Information shown:
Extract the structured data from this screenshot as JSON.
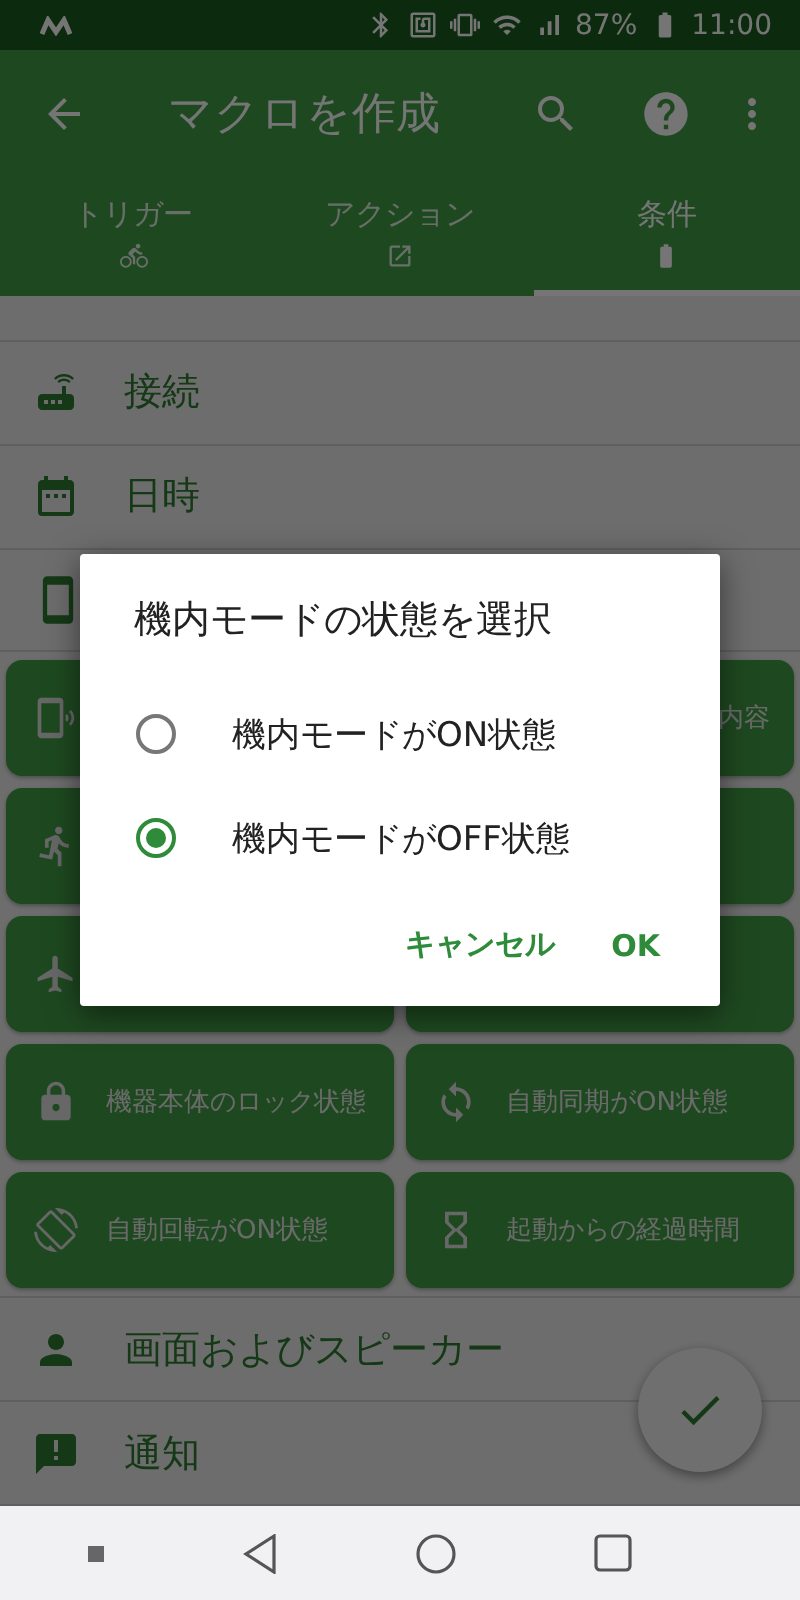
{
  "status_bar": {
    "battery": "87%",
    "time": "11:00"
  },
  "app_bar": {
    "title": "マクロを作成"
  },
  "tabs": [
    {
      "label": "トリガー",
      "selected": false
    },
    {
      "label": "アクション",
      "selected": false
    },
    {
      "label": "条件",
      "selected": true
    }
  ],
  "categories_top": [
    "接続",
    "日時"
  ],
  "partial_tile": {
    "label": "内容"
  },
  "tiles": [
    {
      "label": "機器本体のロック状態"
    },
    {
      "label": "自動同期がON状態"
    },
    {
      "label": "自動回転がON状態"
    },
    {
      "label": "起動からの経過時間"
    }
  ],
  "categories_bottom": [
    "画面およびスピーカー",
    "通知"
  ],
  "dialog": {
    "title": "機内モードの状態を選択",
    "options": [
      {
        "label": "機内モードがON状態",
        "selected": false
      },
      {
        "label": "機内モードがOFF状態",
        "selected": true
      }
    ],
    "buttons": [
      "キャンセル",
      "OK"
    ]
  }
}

Task prompt: Pictures in the records above are left out; print everything else exactly as written.

Task result:
Extract the structured data from this screenshot as JSON.
{
  "status_bar": {
    "battery": "87%",
    "time": "11:00"
  },
  "app_bar": {
    "title": "マクロを作成"
  },
  "tabs": [
    {
      "label": "トリガー",
      "selected": false
    },
    {
      "label": "アクション",
      "selected": false
    },
    {
      "label": "条件",
      "selected": true
    }
  ],
  "categories_top": [
    "接続",
    "日時"
  ],
  "partial_tile": {
    "label": "内容"
  },
  "tiles": [
    {
      "label": "機器本体のロック状態"
    },
    {
      "label": "自動同期がON状態"
    },
    {
      "label": "自動回転がON状態"
    },
    {
      "label": "起動からの経過時間"
    }
  ],
  "categories_bottom": [
    "画面およびスピーカー",
    "通知"
  ],
  "dialog": {
    "title": "機内モードの状態を選択",
    "options": [
      {
        "label": "機内モードがON状態",
        "selected": false
      },
      {
        "label": "機内モードがOFF状態",
        "selected": true
      }
    ],
    "buttons": [
      "キャンセル",
      "OK"
    ]
  }
}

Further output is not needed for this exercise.